Records for this exercise:
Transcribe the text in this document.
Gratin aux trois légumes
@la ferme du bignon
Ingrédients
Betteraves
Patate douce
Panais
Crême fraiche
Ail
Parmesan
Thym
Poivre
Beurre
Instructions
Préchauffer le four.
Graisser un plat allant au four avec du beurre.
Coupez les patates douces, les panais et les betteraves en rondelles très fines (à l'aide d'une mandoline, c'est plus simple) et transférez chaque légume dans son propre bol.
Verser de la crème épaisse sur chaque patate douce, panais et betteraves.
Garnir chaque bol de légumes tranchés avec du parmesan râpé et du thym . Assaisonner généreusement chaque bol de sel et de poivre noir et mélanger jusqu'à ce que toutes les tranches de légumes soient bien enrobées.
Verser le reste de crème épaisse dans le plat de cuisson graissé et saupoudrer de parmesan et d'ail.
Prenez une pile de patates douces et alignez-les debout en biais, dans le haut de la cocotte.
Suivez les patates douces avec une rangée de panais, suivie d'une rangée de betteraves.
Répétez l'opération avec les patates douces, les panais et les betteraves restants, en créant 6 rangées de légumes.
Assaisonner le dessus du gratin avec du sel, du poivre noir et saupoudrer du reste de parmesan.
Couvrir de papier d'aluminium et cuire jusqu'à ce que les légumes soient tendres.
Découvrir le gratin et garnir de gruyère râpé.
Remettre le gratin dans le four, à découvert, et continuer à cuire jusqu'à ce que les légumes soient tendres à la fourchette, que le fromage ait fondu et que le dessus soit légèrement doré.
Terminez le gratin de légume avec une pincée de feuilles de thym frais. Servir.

Directions:
Give back the whole listing, word for word.

Correct answer:
Transcribe the text in this document.
Gratin aux trois légumes
@la ferme du bignon
Ingrédients
Betteraves
Patate douce
Panais
Crême fraiche
Ail
Parmesan
Thym
Poivre
Beurre
Instructions
Préchauffer le four.
Graisser un plat allant au four avec du beurre.
Coupez les patates douces, les panais et les betteraves en rondelles très fines (à l'aide d'une mandoline, c'est plus simple) et transférez chaque légume dans son propre bol.
Verser de la crème épaisse sur chaque patate douce, panais et betteraves.
Garnir chaque bol de légumes tranchés avec du parmesan râpé et du thym . Assaisonner généreusement chaque bol de sel et de poivre noir et mélanger jusqu'à ce que toutes les tranches de légumes soient bien enrobées.
Verser le reste de crème épaisse dans le plat de cuisson graissé et saupoudrer de parmesan et d'ail.
Prenez une pile de patates douces et alignez-les debout en biais, dans le haut de la cocotte.
Suivez les patates douces avec une rangée de panais, suivie d'une rangée de betteraves.
Répétez l'opération avec les patates douces, les panais et les betteraves restants, en créant 6 rangées de légumes.
Assaisonner le dessus du gratin avec du sel, du poivre noir et saupoudrer du reste de parmesan.
Couvrir de papier d'aluminium et cuire jusqu'à ce que les légumes soient tendres.
Découvrir le gratin et garnir de gruyère râpé.
Remettre le gratin dans le four, à découvert, et continuer à cuire jusqu'à ce que les légumes soient tendres à la fourchette, que le fromage ait fondu et que le dessus soit légèrement doré.
Terminez le gratin de légume avec une pincée de feuilles de thym frais. Servir.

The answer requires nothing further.